Chart and figure data
------
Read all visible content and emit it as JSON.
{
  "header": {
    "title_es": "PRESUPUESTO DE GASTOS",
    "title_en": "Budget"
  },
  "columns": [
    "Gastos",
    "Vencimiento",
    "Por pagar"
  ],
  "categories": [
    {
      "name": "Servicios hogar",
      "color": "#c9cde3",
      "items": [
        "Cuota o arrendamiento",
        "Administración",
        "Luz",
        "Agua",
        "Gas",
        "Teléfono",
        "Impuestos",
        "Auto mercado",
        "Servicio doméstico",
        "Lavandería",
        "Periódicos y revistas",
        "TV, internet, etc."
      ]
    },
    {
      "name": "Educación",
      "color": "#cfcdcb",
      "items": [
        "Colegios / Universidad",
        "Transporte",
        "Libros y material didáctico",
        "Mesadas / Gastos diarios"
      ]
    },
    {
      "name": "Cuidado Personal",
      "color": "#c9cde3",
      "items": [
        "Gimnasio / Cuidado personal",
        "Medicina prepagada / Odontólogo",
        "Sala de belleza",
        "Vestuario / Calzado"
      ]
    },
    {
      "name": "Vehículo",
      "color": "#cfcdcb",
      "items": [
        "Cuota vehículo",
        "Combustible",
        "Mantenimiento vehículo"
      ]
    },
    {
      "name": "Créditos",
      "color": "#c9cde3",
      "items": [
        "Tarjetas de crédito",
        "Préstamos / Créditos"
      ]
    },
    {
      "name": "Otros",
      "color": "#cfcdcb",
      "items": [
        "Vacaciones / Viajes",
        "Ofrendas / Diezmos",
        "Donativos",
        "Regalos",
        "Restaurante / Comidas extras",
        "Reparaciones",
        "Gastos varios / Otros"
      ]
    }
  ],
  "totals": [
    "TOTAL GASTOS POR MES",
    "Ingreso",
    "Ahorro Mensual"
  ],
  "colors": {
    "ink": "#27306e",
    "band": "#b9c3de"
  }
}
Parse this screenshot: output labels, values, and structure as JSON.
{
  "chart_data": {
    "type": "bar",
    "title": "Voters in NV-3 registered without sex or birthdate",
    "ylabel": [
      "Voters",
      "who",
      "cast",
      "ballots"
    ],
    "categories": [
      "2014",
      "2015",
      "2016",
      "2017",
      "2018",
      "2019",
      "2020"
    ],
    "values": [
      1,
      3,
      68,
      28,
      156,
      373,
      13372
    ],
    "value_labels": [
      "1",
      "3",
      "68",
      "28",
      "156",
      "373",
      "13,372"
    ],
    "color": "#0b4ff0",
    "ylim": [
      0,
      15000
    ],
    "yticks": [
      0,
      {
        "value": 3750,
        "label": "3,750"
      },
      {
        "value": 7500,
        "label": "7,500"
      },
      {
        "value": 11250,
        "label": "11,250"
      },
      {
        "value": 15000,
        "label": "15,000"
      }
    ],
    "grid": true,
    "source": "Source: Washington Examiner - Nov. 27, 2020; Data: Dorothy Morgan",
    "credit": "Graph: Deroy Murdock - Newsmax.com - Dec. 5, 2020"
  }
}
------
## What needs to be done
Determine how many lines of the records above contain the word "values", and report only that number.

## Task answer
2